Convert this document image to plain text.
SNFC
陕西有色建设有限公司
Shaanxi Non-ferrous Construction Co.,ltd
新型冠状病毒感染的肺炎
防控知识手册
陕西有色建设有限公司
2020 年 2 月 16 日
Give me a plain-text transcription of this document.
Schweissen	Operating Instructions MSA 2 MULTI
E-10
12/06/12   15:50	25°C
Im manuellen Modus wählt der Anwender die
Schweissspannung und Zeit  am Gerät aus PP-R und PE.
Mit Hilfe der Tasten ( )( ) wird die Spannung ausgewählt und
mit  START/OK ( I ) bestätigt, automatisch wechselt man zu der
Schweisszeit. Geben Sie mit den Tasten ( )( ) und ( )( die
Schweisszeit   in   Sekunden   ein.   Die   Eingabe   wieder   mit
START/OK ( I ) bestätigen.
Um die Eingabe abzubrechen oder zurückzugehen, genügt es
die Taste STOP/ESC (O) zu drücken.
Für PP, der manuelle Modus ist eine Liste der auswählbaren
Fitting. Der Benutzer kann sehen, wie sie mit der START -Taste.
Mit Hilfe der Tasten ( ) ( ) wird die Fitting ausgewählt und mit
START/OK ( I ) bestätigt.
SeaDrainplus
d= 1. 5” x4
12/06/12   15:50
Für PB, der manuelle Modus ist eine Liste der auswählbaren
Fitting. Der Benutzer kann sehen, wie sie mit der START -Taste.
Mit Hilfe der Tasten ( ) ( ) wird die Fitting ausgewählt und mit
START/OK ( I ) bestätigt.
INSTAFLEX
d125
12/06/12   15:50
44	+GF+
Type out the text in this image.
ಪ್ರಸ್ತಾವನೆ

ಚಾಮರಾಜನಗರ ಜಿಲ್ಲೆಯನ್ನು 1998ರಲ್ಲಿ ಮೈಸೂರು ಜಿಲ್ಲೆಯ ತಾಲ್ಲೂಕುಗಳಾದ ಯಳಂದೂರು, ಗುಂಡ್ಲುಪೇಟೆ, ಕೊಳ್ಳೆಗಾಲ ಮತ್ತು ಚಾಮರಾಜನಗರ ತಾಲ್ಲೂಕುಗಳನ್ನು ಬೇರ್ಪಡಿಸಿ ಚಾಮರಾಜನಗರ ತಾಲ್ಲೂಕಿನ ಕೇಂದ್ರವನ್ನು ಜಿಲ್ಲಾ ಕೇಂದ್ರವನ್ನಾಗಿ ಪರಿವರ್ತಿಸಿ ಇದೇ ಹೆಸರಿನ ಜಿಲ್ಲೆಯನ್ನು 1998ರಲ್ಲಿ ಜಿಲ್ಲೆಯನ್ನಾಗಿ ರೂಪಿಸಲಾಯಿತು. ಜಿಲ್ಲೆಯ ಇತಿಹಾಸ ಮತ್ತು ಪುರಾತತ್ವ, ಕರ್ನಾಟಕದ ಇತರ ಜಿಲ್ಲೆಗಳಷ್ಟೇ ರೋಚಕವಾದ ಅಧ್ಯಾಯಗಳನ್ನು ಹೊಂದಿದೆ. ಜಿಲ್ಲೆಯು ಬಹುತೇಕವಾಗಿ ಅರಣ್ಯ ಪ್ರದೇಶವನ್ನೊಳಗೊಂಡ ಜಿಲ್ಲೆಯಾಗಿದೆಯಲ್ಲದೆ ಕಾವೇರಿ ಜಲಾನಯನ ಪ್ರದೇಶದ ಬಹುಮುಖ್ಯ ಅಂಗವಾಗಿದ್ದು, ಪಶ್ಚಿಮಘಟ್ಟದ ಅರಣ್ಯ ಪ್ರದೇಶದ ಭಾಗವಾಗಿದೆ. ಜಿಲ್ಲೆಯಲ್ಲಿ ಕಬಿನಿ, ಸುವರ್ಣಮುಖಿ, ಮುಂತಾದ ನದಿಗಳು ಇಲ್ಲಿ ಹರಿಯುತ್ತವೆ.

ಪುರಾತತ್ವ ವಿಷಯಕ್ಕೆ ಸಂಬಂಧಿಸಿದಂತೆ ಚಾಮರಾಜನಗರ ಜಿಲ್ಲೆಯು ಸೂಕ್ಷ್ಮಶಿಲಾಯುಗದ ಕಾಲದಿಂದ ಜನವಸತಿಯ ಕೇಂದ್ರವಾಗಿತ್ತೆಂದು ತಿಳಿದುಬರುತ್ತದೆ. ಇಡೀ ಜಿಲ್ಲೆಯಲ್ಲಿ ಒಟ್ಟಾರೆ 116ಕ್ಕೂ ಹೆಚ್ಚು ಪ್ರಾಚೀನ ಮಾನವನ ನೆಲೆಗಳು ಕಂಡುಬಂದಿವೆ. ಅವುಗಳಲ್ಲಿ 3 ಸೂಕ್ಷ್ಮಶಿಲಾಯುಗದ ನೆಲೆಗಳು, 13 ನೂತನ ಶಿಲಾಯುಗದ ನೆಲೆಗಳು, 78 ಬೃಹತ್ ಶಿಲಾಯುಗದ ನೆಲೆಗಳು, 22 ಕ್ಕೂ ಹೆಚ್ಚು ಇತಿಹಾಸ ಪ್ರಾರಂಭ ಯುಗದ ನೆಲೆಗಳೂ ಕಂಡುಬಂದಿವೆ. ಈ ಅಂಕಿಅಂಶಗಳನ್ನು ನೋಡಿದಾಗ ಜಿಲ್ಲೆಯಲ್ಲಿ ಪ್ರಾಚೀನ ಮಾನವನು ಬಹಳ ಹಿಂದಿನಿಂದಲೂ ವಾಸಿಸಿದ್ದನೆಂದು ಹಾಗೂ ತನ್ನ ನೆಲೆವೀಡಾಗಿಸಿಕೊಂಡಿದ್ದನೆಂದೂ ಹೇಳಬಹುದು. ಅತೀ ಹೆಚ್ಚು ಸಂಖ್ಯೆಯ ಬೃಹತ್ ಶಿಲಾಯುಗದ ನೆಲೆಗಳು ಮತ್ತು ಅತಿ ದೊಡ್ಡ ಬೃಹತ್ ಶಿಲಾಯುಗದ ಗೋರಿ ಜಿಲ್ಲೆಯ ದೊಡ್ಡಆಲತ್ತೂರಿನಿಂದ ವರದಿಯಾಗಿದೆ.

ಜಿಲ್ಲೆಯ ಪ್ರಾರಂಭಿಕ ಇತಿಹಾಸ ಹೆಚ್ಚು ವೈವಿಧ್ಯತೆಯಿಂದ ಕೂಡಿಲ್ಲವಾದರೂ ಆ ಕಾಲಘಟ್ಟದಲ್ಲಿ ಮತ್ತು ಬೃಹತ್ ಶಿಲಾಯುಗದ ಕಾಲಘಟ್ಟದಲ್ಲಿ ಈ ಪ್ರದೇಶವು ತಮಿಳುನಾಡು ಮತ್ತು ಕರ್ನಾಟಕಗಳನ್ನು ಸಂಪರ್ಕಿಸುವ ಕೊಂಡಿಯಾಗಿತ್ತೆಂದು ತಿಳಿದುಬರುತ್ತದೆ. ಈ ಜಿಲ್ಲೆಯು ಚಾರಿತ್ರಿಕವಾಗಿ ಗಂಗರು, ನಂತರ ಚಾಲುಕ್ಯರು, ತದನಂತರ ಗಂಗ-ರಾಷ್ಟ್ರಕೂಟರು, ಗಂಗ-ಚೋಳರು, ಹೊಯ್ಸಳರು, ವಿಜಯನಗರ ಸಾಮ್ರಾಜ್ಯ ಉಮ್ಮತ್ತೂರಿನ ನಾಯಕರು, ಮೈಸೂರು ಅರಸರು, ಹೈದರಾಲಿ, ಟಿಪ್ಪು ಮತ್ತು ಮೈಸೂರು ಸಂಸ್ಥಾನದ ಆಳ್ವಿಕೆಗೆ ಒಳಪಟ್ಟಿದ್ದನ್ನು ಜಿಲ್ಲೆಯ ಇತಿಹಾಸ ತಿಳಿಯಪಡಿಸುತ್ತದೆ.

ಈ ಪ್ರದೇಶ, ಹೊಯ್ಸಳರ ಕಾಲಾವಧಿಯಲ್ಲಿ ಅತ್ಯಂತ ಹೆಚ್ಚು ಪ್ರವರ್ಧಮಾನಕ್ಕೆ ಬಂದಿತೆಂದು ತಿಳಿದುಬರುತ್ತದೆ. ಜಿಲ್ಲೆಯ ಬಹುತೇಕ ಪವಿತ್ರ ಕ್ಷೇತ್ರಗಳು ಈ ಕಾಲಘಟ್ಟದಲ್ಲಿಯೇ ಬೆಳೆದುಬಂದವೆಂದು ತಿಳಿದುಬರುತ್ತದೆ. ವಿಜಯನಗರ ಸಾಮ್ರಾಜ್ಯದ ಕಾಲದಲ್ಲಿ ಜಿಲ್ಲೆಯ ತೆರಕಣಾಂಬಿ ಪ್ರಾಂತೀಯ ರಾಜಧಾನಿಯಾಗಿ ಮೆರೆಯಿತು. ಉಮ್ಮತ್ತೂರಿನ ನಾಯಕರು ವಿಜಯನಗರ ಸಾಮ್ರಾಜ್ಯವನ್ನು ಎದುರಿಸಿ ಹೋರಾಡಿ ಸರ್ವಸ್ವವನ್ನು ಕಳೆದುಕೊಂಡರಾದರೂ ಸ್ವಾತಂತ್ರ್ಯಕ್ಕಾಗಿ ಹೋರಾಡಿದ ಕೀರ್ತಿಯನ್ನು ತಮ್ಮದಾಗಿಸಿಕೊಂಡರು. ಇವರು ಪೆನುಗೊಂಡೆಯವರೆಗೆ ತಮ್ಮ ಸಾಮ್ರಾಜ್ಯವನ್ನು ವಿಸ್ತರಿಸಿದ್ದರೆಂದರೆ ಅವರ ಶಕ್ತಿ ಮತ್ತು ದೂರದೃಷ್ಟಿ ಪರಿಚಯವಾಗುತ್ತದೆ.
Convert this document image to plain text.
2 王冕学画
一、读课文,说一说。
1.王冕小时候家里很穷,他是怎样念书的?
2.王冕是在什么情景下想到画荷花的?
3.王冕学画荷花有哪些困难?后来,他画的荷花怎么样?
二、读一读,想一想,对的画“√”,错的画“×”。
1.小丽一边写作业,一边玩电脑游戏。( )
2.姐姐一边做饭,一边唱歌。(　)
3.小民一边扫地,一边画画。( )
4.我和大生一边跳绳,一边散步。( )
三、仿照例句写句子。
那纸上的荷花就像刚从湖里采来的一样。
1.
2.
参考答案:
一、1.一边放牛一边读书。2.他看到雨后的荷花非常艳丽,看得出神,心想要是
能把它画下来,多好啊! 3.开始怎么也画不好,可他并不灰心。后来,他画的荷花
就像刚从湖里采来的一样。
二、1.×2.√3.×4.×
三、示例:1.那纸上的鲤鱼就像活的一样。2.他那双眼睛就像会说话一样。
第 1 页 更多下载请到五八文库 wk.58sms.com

▸ Your objective
Find the lines containing "auswählbaren" and pull them out.

▸ Completed task
Für PP, der manuelle Modus ist eine Liste der auswählbaren
Für PB, der manuelle Modus ist eine Liste der auswählbaren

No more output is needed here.